◆ AIM OF THE EXERCISE
Count every line that has "Management" in it and give the total, nothing more.

Entries taken from a collection
--

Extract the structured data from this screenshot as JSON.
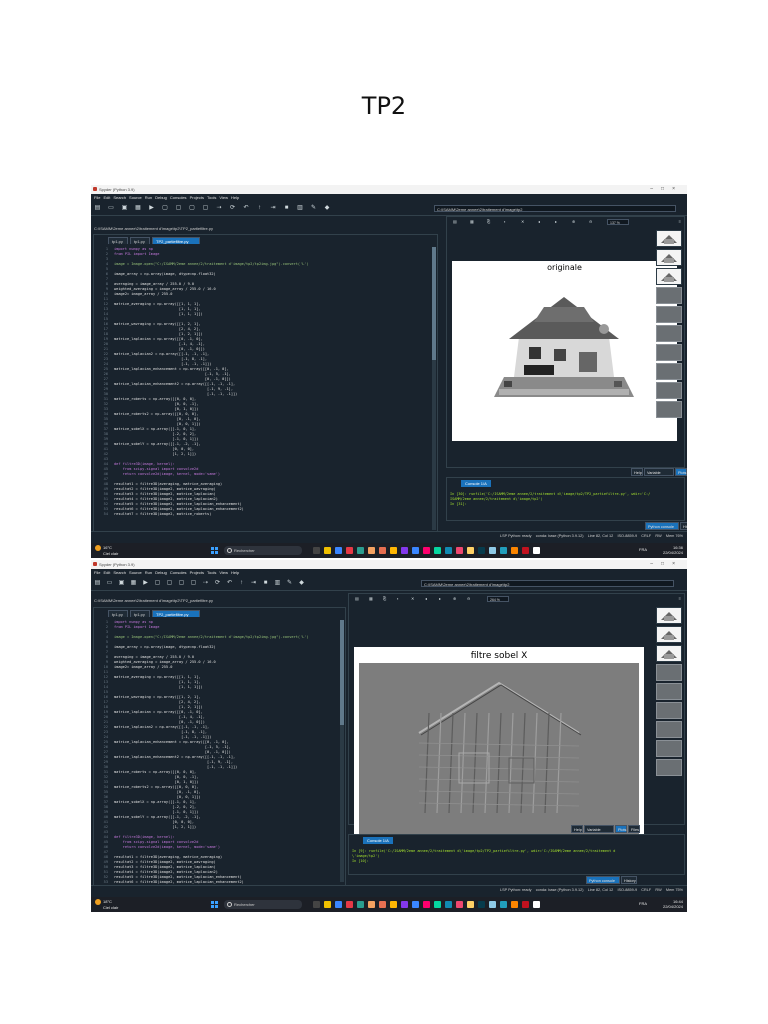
{
  "document": {
    "title": "TP2"
  },
  "screenshots": [
    {
      "window_title": "Spyder (Python 3.9)",
      "menu": [
        "File",
        "Edit",
        "Search",
        "Source",
        "Run",
        "Debug",
        "Consoles",
        "Projects",
        "Tools",
        "View",
        "Help"
      ],
      "path_box": "C:\\ISAMM\\2eme annee\\2\\traitement d'image\\tp2",
      "file_path": "C:\\ISAMM\\2eme annee\\2\\traitement d'image\\tp2\\TP2_partiefiltre.py",
      "editor_tabs": [
        "tp1.py",
        "tp1.py",
        "TP2_partiefiltre.py"
      ],
      "active_tab": 2,
      "zoom": "137 %",
      "plot_title": "originale",
      "plot_kind": "house",
      "right_tabs": [
        "Help",
        "Variable Explorer",
        "Plots",
        "Files"
      ],
      "active_right_tab": 2,
      "console_tab": "Console 1/A",
      "console_lines": [
        "In [30]: runfile('C:/ISAMM/2eme annee/2/traitement d\\'image/tp2/TP2_partiefiltre.py', wdir='C:/",
        "ISAMM/2eme annee/2/traitement d\\'image/tp2')",
        "",
        "In [31]:"
      ],
      "console_bottom_tabs": [
        "Python console",
        "History"
      ],
      "status": "LSP Python: ready    conda: base (Python 3.9.12)    Line 82, Col 12    ISO-8859-9    CRLF    RW    Mem 76%",
      "taskbar": {
        "weather_temp": "16°C",
        "weather_desc": "Ciel clair",
        "search": "Rechercher",
        "lang": "FRA",
        "time": "16:36",
        "date": "22/04/2024"
      }
    },
    {
      "window_title": "Spyder (Python 3.9)",
      "menu": [
        "File",
        "Edit",
        "Search",
        "Source",
        "Run",
        "Debug",
        "Consoles",
        "Projects",
        "Tools",
        "View",
        "Help"
      ],
      "path_box": "C:\\ISAMM\\2eme annee\\2\\traitement d'image\\tp2",
      "file_path": "C:\\ISAMM\\2eme annee\\2\\traitement d'image\\tp2\\TP2_partiefiltre.py",
      "editor_tabs": [
        "tp1.py",
        "tp1.py",
        "TP2_partiefiltre.py"
      ],
      "active_tab": 2,
      "zoom": "264 %",
      "plot_title": "filtre sobel X",
      "plot_kind": "sobel",
      "right_tabs": [
        "Help",
        "Variable Explorer",
        "Plots",
        "Files"
      ],
      "active_right_tab": 2,
      "console_tab": "Console 1/A",
      "console_lines": [
        "In [9]: runfile('C:/ISAMM/2eme annee/2/traitement d\\'image/tp2/TP2_partiefiltre.py', wdir='C:/ISAMM/2eme annee/2/traitement d",
        "\\'image/tp2')",
        "",
        "In [10]:"
      ],
      "console_bottom_tabs": [
        "Python console",
        "History"
      ],
      "status": "LSP Python: ready    conda: base (Python 3.9.12)    Line 82, Col 12    ISO-8859-9    CRLF    RW    Mem 75%",
      "taskbar": {
        "weather_temp": "18°C",
        "weather_desc": "Ciel clair",
        "search": "Rechercher",
        "lang": "FRA",
        "time": "16:44",
        "date": "22/04/2024"
      }
    }
  ],
  "code": [
    "import numpy as np",
    "from PIL import Image",
    "",
    "image = Image.open(\"C:/ISAMM/2eme annee/2/traitement d'image/tp2/tp2img.jpg\").convert('L')",
    "",
    "image_array = np.array(image, dtype=np.float32)",
    "",
    "averaging = image_array / 255.0 / 9.0",
    "weighted_averaging = image_array / 255.0 / 16.0",
    "image2= image_array / 255.0",
    "",
    "matrice_averaging = np.array([[1, 1, 1],",
    "                              [1, 1, 1],",
    "                              [1, 1, 1]])",
    "",
    "matrice_wavraging = np.array([[1, 2, 1],",
    "                              [2, 4, 2],",
    "                              [1, 2, 1]])",
    "matrice_laplacian = np.array([[0, -1, 0],",
    "                              [-1, 4, -1],",
    "                              [0, -1, 0]])",
    "matrice_laplacian2 = np.array([[-1, -1, -1],",
    "                               [-1, 8, -1],",
    "                               [-1, -1, -1]])",
    "matrice_laplacian_enhancement = np.array([[0, -1, 0],",
    "                                          [-1, 5, -1],",
    "                                          [0, -1, 0]])",
    "matrice_laplacian_enhancement2 = np.array([[-1, -1, -1],",
    "                                           [-1, 9, -1],",
    "                                           [-1, -1, -1]])",
    "matrice_roberts = np.array([[0, 0, 0],",
    "                            [0, 0, -1],",
    "                            [0, 1, 0]])",
    "matrice_roberts2 = np.array([[0, 0, 0],",
    "                             [0, -1, 0],",
    "                             [0, 0, 1]])",
    "matrice_sobelX = np.array([[-1, 0, 1],",
    "                           [-2, 0, 2],",
    "                           [-1, 0, 1]])",
    "matrice_sobelY = np.array([[-1, -2, -1],",
    "                           [0, 0, 0],",
    "                           [1, 2, 1]])",
    "",
    "def filtre3D(image, kernel):",
    "    from scipy.signal import convolve2d",
    "    return convolve2d(image, kernel, mode='same')",
    "",
    "resultat1 = filtre3D(averaging, matrice_averaging)",
    "resultat2 = filtre3D(image2, matrice_wavraging)",
    "resultat3 = filtre3D(image2, matrice_laplacian)",
    "resultat4 = filtre3D(image2, matrice_laplacian2)",
    "resultat5 = filtre3D(image2, matrice_laplacian_enhancement)",
    "resultat6 = filtre3D(image2, matrice_laplacian_enhancement2)",
    "resultat7 = filtre3D(image2, matrice_roberts)"
  ],
  "colors": {
    "spyder_bg": "#19232d",
    "accent": "#1a72bb",
    "border": "#32414b"
  }
}
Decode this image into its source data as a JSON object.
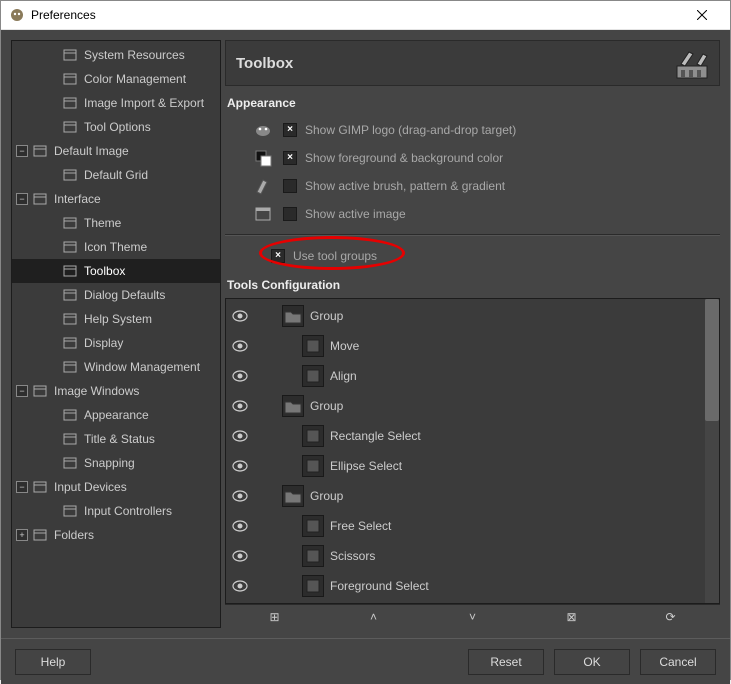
{
  "window": {
    "title": "Preferences"
  },
  "sidebar": {
    "items": [
      {
        "label": "System Resources",
        "depth": 1,
        "toggle": ""
      },
      {
        "label": "Color Management",
        "depth": 1,
        "toggle": ""
      },
      {
        "label": "Image Import & Export",
        "depth": 1,
        "toggle": ""
      },
      {
        "label": "Tool Options",
        "depth": 1,
        "toggle": ""
      },
      {
        "label": "Default Image",
        "depth": 0,
        "toggle": "−"
      },
      {
        "label": "Default Grid",
        "depth": 1,
        "toggle": ""
      },
      {
        "label": "Interface",
        "depth": 0,
        "toggle": "−"
      },
      {
        "label": "Theme",
        "depth": 1,
        "toggle": ""
      },
      {
        "label": "Icon Theme",
        "depth": 1,
        "toggle": ""
      },
      {
        "label": "Toolbox",
        "depth": 1,
        "toggle": "",
        "selected": true
      },
      {
        "label": "Dialog Defaults",
        "depth": 1,
        "toggle": ""
      },
      {
        "label": "Help System",
        "depth": 1,
        "toggle": ""
      },
      {
        "label": "Display",
        "depth": 1,
        "toggle": ""
      },
      {
        "label": "Window Management",
        "depth": 1,
        "toggle": ""
      },
      {
        "label": "Image Windows",
        "depth": 0,
        "toggle": "−"
      },
      {
        "label": "Appearance",
        "depth": 1,
        "toggle": ""
      },
      {
        "label": "Title & Status",
        "depth": 1,
        "toggle": ""
      },
      {
        "label": "Snapping",
        "depth": 1,
        "toggle": ""
      },
      {
        "label": "Input Devices",
        "depth": 0,
        "toggle": "−"
      },
      {
        "label": "Input Controllers",
        "depth": 1,
        "toggle": ""
      },
      {
        "label": "Folders",
        "depth": 0,
        "toggle": "+"
      }
    ]
  },
  "panel": {
    "title": "Toolbox",
    "appearance_title": "Appearance",
    "options": [
      {
        "label": "Show GIMP logo (drag-and-drop target)",
        "checked": true
      },
      {
        "label": "Show foreground & background color",
        "checked": true
      },
      {
        "label": "Show active brush, pattern & gradient",
        "checked": false
      },
      {
        "label": "Show active image",
        "checked": false
      }
    ],
    "use_tool_groups": {
      "label": "Use tool groups",
      "checked": true
    },
    "tools_title": "Tools Configuration",
    "tools": [
      {
        "label": "Group",
        "depth": 0,
        "kind": "group"
      },
      {
        "label": "Move",
        "depth": 1,
        "kind": "tool"
      },
      {
        "label": "Align",
        "depth": 1,
        "kind": "tool"
      },
      {
        "label": "Group",
        "depth": 0,
        "kind": "group"
      },
      {
        "label": "Rectangle Select",
        "depth": 1,
        "kind": "tool"
      },
      {
        "label": "Ellipse Select",
        "depth": 1,
        "kind": "tool"
      },
      {
        "label": "Group",
        "depth": 0,
        "kind": "group"
      },
      {
        "label": "Free Select",
        "depth": 1,
        "kind": "tool"
      },
      {
        "label": "Scissors",
        "depth": 1,
        "kind": "tool"
      },
      {
        "label": "Foreground Select",
        "depth": 1,
        "kind": "tool"
      }
    ],
    "toolbar": {
      "new": "⊞",
      "up": "˄",
      "down": "˅",
      "delete": "⊠",
      "reset": "⟳"
    }
  },
  "footer": {
    "help": "Help",
    "reset": "Reset",
    "ok": "OK",
    "cancel": "Cancel"
  }
}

--

◆ FULL OUTPUT
2